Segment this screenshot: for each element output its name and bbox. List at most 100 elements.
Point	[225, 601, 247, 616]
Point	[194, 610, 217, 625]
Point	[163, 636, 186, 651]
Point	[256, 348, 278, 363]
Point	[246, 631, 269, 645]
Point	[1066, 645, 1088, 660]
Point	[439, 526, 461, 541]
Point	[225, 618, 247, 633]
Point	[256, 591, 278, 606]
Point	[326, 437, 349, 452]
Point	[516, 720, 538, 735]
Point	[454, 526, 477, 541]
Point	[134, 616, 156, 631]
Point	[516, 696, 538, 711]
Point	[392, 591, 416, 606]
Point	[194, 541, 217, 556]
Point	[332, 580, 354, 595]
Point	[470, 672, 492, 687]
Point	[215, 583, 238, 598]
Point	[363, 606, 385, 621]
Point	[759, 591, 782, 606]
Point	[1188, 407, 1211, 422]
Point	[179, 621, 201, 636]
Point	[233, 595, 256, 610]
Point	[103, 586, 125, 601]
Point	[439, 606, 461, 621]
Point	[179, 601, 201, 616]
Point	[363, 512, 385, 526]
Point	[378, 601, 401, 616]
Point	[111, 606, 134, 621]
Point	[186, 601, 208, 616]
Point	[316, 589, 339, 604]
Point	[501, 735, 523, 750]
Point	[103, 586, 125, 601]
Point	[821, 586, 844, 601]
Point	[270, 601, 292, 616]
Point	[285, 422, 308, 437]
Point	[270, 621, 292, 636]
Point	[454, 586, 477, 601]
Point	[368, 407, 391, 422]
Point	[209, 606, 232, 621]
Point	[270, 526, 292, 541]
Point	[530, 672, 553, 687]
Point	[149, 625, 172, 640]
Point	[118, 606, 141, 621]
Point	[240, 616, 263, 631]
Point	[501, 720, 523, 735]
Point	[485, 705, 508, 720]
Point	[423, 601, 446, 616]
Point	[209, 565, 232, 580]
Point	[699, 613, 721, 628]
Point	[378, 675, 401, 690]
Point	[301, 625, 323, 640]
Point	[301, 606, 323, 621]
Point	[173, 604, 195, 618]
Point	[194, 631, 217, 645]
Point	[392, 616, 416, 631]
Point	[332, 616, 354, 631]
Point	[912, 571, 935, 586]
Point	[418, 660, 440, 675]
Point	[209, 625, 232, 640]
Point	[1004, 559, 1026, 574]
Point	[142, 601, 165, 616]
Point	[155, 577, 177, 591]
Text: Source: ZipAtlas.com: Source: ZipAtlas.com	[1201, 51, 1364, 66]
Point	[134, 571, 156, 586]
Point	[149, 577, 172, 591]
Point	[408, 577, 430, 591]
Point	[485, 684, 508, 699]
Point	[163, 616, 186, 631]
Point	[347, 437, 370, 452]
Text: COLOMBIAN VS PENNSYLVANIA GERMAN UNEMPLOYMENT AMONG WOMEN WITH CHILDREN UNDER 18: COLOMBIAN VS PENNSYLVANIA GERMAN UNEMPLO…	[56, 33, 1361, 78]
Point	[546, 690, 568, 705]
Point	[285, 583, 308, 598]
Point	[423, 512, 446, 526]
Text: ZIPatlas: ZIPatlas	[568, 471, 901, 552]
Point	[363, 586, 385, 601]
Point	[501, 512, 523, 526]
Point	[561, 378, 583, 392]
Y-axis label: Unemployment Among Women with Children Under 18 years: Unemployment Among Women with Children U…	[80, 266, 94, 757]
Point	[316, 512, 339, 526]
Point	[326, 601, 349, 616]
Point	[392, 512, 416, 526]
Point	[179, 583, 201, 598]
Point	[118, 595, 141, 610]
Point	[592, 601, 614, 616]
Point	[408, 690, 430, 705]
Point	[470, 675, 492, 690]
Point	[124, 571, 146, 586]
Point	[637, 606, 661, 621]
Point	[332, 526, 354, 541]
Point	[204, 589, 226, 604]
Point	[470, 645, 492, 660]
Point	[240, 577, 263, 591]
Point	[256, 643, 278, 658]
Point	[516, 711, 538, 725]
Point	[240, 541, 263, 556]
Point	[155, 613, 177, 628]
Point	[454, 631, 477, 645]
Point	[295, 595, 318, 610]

::::

*Task goal:* Rewrite the listing above as a numbered list, dropping any blank lines.

*Response:*
1. Segment this screenshot: for each element output its name and bbox. List at most 100 elements.
2. Point	[225, 601, 247, 616]
3. Point	[194, 610, 217, 625]
4. Point	[163, 636, 186, 651]
5. Point	[256, 348, 278, 363]
6. Point	[246, 631, 269, 645]
7. Point	[1066, 645, 1088, 660]
8. Point	[439, 526, 461, 541]
9. Point	[225, 618, 247, 633]
10. Point	[256, 591, 278, 606]
11. Point	[326, 437, 349, 452]
12. Point	[516, 720, 538, 735]
13. Point	[454, 526, 477, 541]
14. Point	[134, 616, 156, 631]
15. Point	[516, 696, 538, 711]
16. Point	[392, 591, 416, 606]
17. Point	[194, 541, 217, 556]
18. Point	[332, 580, 354, 595]
19. Point	[470, 672, 492, 687]
20. Point	[215, 583, 238, 598]
21. Point	[363, 606, 385, 621]
22. Point	[759, 591, 782, 606]
23. Point	[1188, 407, 1211, 422]
24. Point	[179, 621, 201, 636]
25. Point	[233, 595, 256, 610]
26. Point	[103, 586, 125, 601]
27. Point	[439, 606, 461, 621]
28. Point	[179, 601, 201, 616]
29. Point	[363, 512, 385, 526]
30. Point	[378, 601, 401, 616]
31. Point	[111, 606, 134, 621]
32. Point	[186, 601, 208, 616]
33. Point	[316, 589, 339, 604]
34. Point	[501, 735, 523, 750]
35. Point	[103, 586, 125, 601]
36. Point	[821, 586, 844, 601]
37. Point	[270, 601, 292, 616]
38. Point	[285, 422, 308, 437]
39. Point	[270, 621, 292, 636]
40. Point	[454, 586, 477, 601]
41. Point	[368, 407, 391, 422]
42. Point	[209, 606, 232, 621]
43. Point	[270, 526, 292, 541]
44. Point	[530, 672, 553, 687]
45. Point	[149, 625, 172, 640]
46. Point	[118, 606, 141, 621]
47. Point	[240, 616, 263, 631]
48. Point	[501, 720, 523, 735]
49. Point	[485, 705, 508, 720]
50. Point	[423, 601, 446, 616]
51. Point	[209, 565, 232, 580]
52. Point	[699, 613, 721, 628]
53. Point	[378, 675, 401, 690]
54. Point	[301, 625, 323, 640]
55. Point	[301, 606, 323, 621]
56. Point	[173, 604, 195, 618]
57. Point	[194, 631, 217, 645]
58. Point	[392, 616, 416, 631]
59. Point	[332, 616, 354, 631]
60. Point	[912, 571, 935, 586]
61. Point	[418, 660, 440, 675]
62. Point	[209, 625, 232, 640]
63. Point	[1004, 559, 1026, 574]
64. Point	[142, 601, 165, 616]
65. Point	[155, 577, 177, 591]
66. Text: Source: ZipAtlas.com: Source: ZipAtlas.com	[1201, 51, 1364, 66]
67. Point	[134, 571, 156, 586]
68. Point	[149, 577, 172, 591]
69. Point	[408, 577, 430, 591]
70. Point	[485, 684, 508, 699]
71. Point	[163, 616, 186, 631]
72. Point	[347, 437, 370, 452]
73. Text: COLOMBIAN VS PENNSYLVANIA GERMAN UNEMPLOYMENT AMONG WOMEN WITH CHILDREN UNDER 18: COLOMBIAN VS PENNSYLVANIA GERMAN UNEMPLO…	[56, 33, 1361, 78]
74. Point	[546, 690, 568, 705]
75. Point	[285, 583, 308, 598]
76. Point	[423, 512, 446, 526]
77. Text: ZIPatlas: ZIPatlas	[568, 471, 901, 552]
78. Point	[363, 586, 385, 601]
79. Point	[501, 512, 523, 526]
80. Point	[561, 378, 583, 392]
81. Y-axis label: Unemployment Among Women with Children Under 18 years: Unemployment Among Women with Children U…	[80, 266, 94, 757]
82. Point	[316, 512, 339, 526]
83. Point	[326, 601, 349, 616]
84. Point	[392, 512, 416, 526]
85. Point	[179, 583, 201, 598]
86. Point	[118, 595, 141, 610]
87. Point	[592, 601, 614, 616]
88. Point	[408, 690, 430, 705]
89. Point	[470, 675, 492, 690]
90. Point	[124, 571, 146, 586]
91. Point	[637, 606, 661, 621]
92. Point	[332, 526, 354, 541]
93. Point	[204, 589, 226, 604]
94. Point	[470, 645, 492, 660]
95. Point	[240, 577, 263, 591]
96. Point	[256, 643, 278, 658]
97. Point	[516, 711, 538, 725]
98. Point	[240, 541, 263, 556]
99. Point	[155, 613, 177, 628]
100. Point	[454, 631, 477, 645]
101. Point	[295, 595, 318, 610]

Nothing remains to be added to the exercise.